◆ **What you are asked to do**: Wherever the string "수정하거나" appears, copy the whole line.

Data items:
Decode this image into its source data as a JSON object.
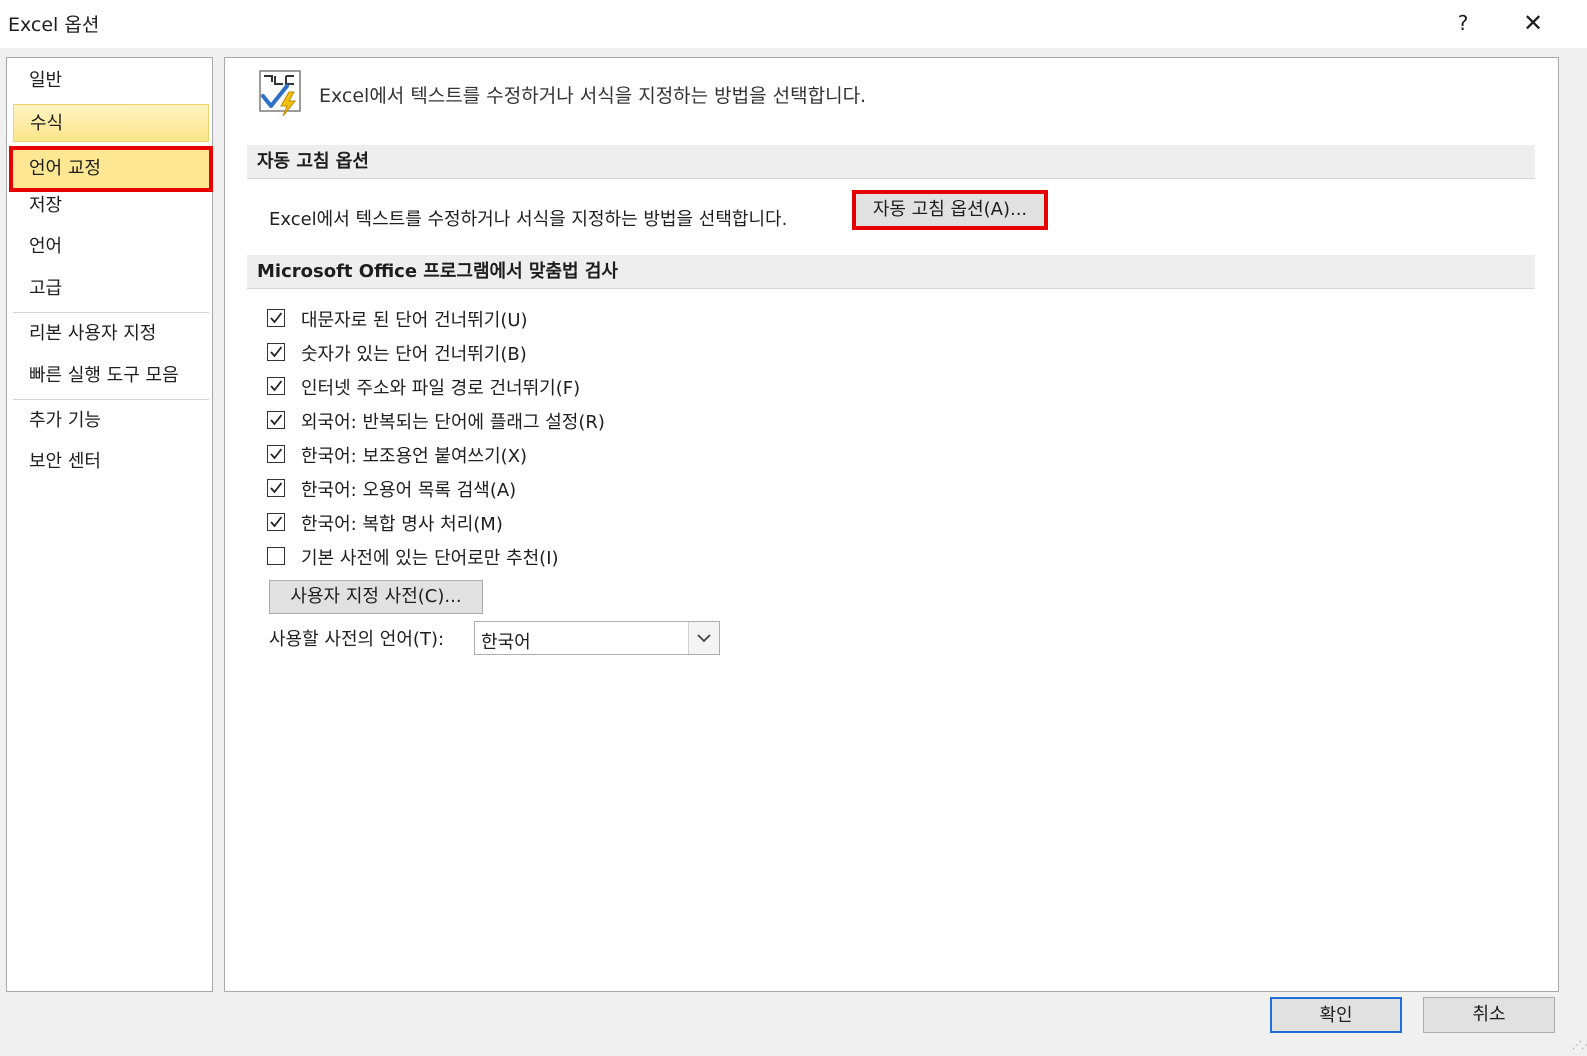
{
  "window": {
    "title": "Excel 옵션",
    "help_glyph": "?",
    "close_glyph": "✕"
  },
  "sidebar": {
    "items": [
      {
        "label": "일반"
      },
      {
        "label": "수식"
      },
      {
        "label": "언어 교정"
      },
      {
        "label": "저장"
      },
      {
        "label": "언어"
      },
      {
        "label": "고급"
      },
      {
        "label": "리본 사용자 지정"
      },
      {
        "label": "빠른 실행 도구 모음"
      },
      {
        "label": "추가 기능"
      },
      {
        "label": "보안 센터"
      }
    ]
  },
  "main": {
    "header_icon": "abc-check-proofing-icon",
    "header_text": "Excel에서 텍스트를 수정하거나 서식을 지정하는 방법을 선택합니다.",
    "autocorrect_section": {
      "title": "자동 고침 옵션",
      "description": "Excel에서 텍스트를 수정하거나 서식을 지정하는 방법을 선택합니다.",
      "button_label": "자동 고침 옵션(A)..."
    },
    "spelling_section": {
      "title": "Microsoft Office 프로그램에서 맞춤법 검사",
      "checkboxes": [
        {
          "label": "대문자로 된 단어 건너뛰기(U)",
          "checked": true
        },
        {
          "label": "숫자가 있는 단어 건너뛰기(B)",
          "checked": true
        },
        {
          "label": "인터넷 주소와 파일 경로 건너뛰기(F)",
          "checked": true
        },
        {
          "label": "외국어: 반복되는 단어에 플래그 설정(R)",
          "checked": true
        },
        {
          "label": "한국어: 보조용언 붙여쓰기(X)",
          "checked": true
        },
        {
          "label": "한국어: 오용어 목록 검색(A)",
          "checked": true
        },
        {
          "label": "한국어: 복합 명사 처리(M)",
          "checked": true
        },
        {
          "label": "기본 사전에 있는 단어로만 추천(I)",
          "checked": false
        }
      ],
      "custom_dict_button": "사용자 지정 사전(C)...",
      "dict_language_label": "사용할 사전의 언어(T):",
      "dict_language_value": "한국어"
    }
  },
  "footer": {
    "ok_label": "확인",
    "cancel_label": "취소"
  },
  "colors": {
    "highlight_box": "#e60000",
    "selected_nav": "#fde792",
    "ok_border": "#1e6fd9"
  }
}
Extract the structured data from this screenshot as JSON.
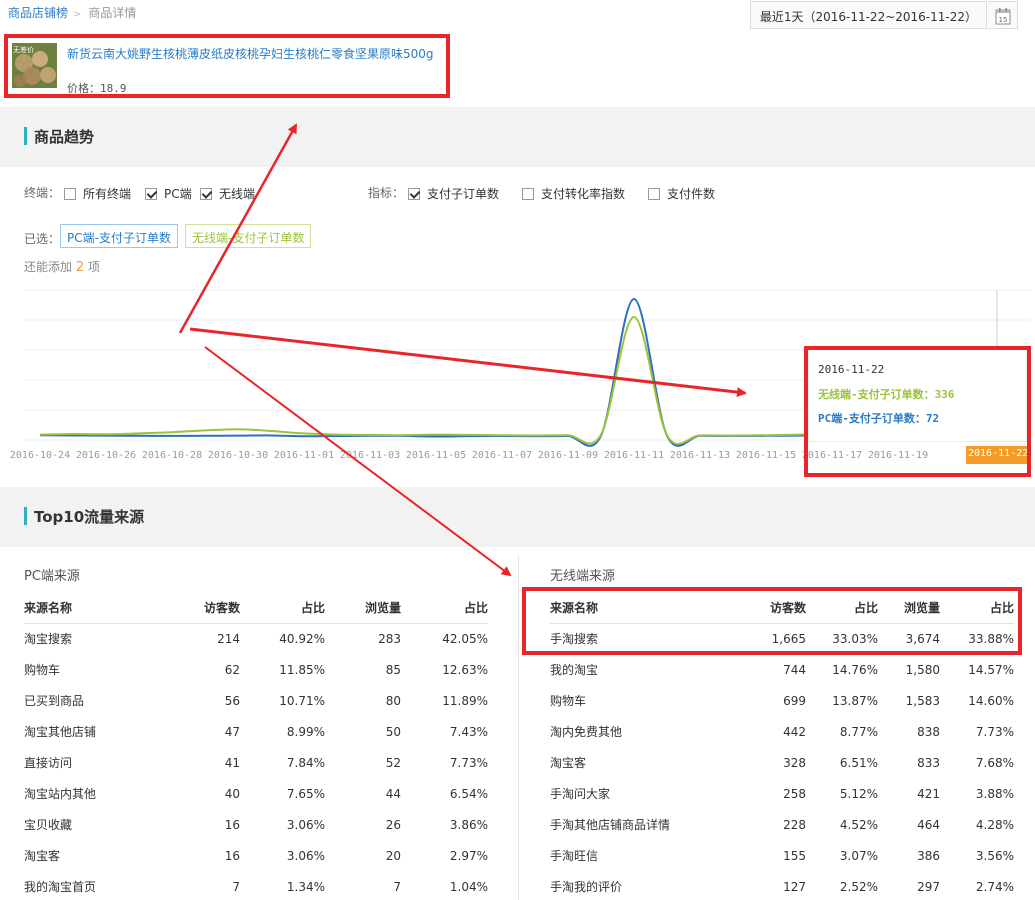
{
  "breadcrumb": {
    "parent": "商品店铺榜",
    "current": "商品详情"
  },
  "date_range": "最近1天（2016-11-22~2016-11-22）",
  "calendar_day": "15",
  "product": {
    "title": "新货云南大姚野生核桃薄皮纸皮核桃孕妇生核桃仁零食坚果原味500g",
    "price_label": "价格：18.9",
    "image_badge": "无差价"
  },
  "trend": {
    "title": "商品趋势",
    "terminal_label": "终端：",
    "terminals": [
      {
        "label": "所有终端",
        "checked": false
      },
      {
        "label": "PC端",
        "checked": true
      },
      {
        "label": "无线端",
        "checked": true
      }
    ],
    "metric_label": "指标：",
    "metrics": [
      {
        "label": "支付子订单数",
        "checked": true
      },
      {
        "label": "支付转化率指数",
        "checked": false
      },
      {
        "label": "支付件数",
        "checked": false
      }
    ],
    "selected_label": "已选：",
    "chips": [
      "PC端-支付子订单数",
      "无线端-支付子订单数"
    ],
    "add_prefix": "还能添加",
    "add_count": "2",
    "add_suffix": "项"
  },
  "chart_data": {
    "type": "line",
    "x": [
      "2016-10-24",
      "2016-10-25",
      "2016-10-26",
      "2016-10-27",
      "2016-10-28",
      "2016-10-29",
      "2016-10-30",
      "2016-10-31",
      "2016-11-01",
      "2016-11-02",
      "2016-11-03",
      "2016-11-04",
      "2016-11-05",
      "2016-11-06",
      "2016-11-07",
      "2016-11-08",
      "2016-11-09",
      "2016-11-10",
      "2016-11-11",
      "2016-11-12",
      "2016-11-13",
      "2016-11-14",
      "2016-11-15",
      "2016-11-16",
      "2016-11-17",
      "2016-11-18",
      "2016-11-19",
      "2016-11-20",
      "2016-11-21",
      "2016-11-22"
    ],
    "x_tick_labels": [
      "2016-10-24",
      "2016-10-26",
      "2016-10-28",
      "2016-10-30",
      "2016-11-01",
      "2016-11-03",
      "2016-11-05",
      "2016-11-07",
      "2016-11-09",
      "2016-11-11",
      "2016-11-13",
      "2016-11-15",
      "2016-11-17",
      "2016-11-19",
      "2016-11-22"
    ],
    "series": [
      {
        "name": "PC端-支付子订单数",
        "color": "#2b6ec4",
        "values": [
          80,
          76,
          72,
          70,
          68,
          70,
          72,
          76,
          62,
          66,
          70,
          68,
          58,
          64,
          66,
          62,
          66,
          72,
          2350,
          72,
          70,
          68,
          70,
          72,
          74,
          76,
          74,
          72,
          74,
          72
        ]
      },
      {
        "name": "无线端-支付子订单数",
        "color": "#9cc23a",
        "values": [
          90,
          100,
          95,
          110,
          130,
          160,
          180,
          150,
          110,
          90,
          85,
          80,
          90,
          85,
          80,
          75,
          80,
          90,
          2050,
          80,
          78,
          76,
          80,
          90,
          100,
          120,
          150,
          250,
          320,
          336
        ]
      }
    ],
    "ylim": [
      0,
      2500
    ],
    "grid": true,
    "tooltip": {
      "date": "2016-11-22",
      "mobile": "无线端-支付子订单数：336",
      "pc": "PC端-支付子订单数：72"
    }
  },
  "top10": {
    "title": "Top10流量来源",
    "pc": {
      "caption": "PC端来源",
      "headers": [
        "来源名称",
        "访客数",
        "占比",
        "浏览量",
        "占比"
      ],
      "rows": [
        [
          "淘宝搜索",
          "214",
          "40.92%",
          "283",
          "42.05%"
        ],
        [
          "购物车",
          "62",
          "11.85%",
          "85",
          "12.63%"
        ],
        [
          "已买到商品",
          "56",
          "10.71%",
          "80",
          "11.89%"
        ],
        [
          "淘宝其他店铺",
          "47",
          "8.99%",
          "50",
          "7.43%"
        ],
        [
          "直接访问",
          "41",
          "7.84%",
          "52",
          "7.73%"
        ],
        [
          "淘宝站内其他",
          "40",
          "7.65%",
          "44",
          "6.54%"
        ],
        [
          "宝贝收藏",
          "16",
          "3.06%",
          "26",
          "3.86%"
        ],
        [
          "淘宝客",
          "16",
          "3.06%",
          "20",
          "2.97%"
        ],
        [
          "我的淘宝首页",
          "7",
          "1.34%",
          "7",
          "1.04%"
        ]
      ]
    },
    "mobile": {
      "caption": "无线端来源",
      "headers": [
        "来源名称",
        "访客数",
        "占比",
        "浏览量",
        "占比"
      ],
      "rows": [
        [
          "手淘搜索",
          "1,665",
          "33.03%",
          "3,674",
          "33.88%"
        ],
        [
          "我的淘宝",
          "744",
          "14.76%",
          "1,580",
          "14.57%"
        ],
        [
          "购物车",
          "699",
          "13.87%",
          "1,583",
          "14.60%"
        ],
        [
          "淘内免费其他",
          "442",
          "8.77%",
          "838",
          "7.73%"
        ],
        [
          "淘宝客",
          "328",
          "6.51%",
          "833",
          "7.68%"
        ],
        [
          "手淘问大家",
          "258",
          "5.12%",
          "421",
          "3.88%"
        ],
        [
          "手淘其他店铺商品详情",
          "228",
          "4.52%",
          "464",
          "4.28%"
        ],
        [
          "手淘旺信",
          "155",
          "3.07%",
          "386",
          "3.56%"
        ],
        [
          "手淘我的评价",
          "127",
          "2.52%",
          "297",
          "2.74%"
        ]
      ]
    }
  },
  "colors": {
    "accent": "#2b7cc4",
    "highlight": "#e8262a",
    "mobile": "#9cc23a",
    "orange": "#f39c2c"
  }
}
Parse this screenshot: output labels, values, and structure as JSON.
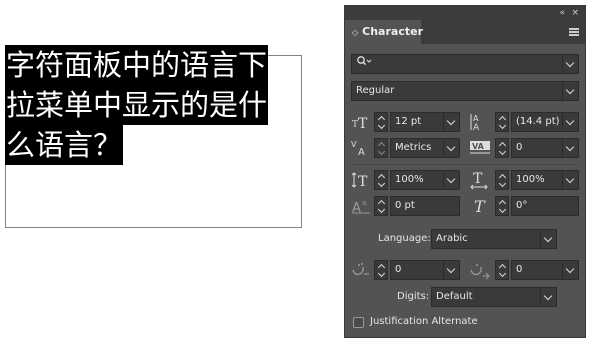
{
  "canvas": {
    "text_lines": [
      "字符面板中的语言下",
      "拉菜单中显示的是什",
      "么语言？"
    ]
  },
  "panel": {
    "collapse_glyph": "«",
    "close_glyph": "×",
    "tab_title": "Character",
    "tab_arrows": "◇",
    "font_family": "",
    "font_style": "Regular",
    "font_size": "12 pt",
    "leading": "(14.4 pt)",
    "kerning": "Metrics",
    "tracking": "0",
    "vertical_scale": "100%",
    "horizontal_scale": "100%",
    "baseline_shift": "0 pt",
    "skew": "0°",
    "language_label": "Language:",
    "language_value": "Arabic",
    "kashida_left": "0",
    "kashida_right": "0",
    "digits_label": "Digits:",
    "digits_value": "Default",
    "justification_label": "Justification Alternate"
  },
  "colors": {
    "panel_bg": "#535353",
    "field_bg": "#3a3a3a",
    "frame_border": "#4f8fcf",
    "selection_bg": "#000000"
  }
}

◆ **Result**:
    "header_text": "Excel에서 텍스트를 수정하거나 서식을 지정하는 방법을 선택합니다.",
      "description": "Excel에서 텍스트를 수정하거나 서식을 지정하는 방법을 선택합니다.",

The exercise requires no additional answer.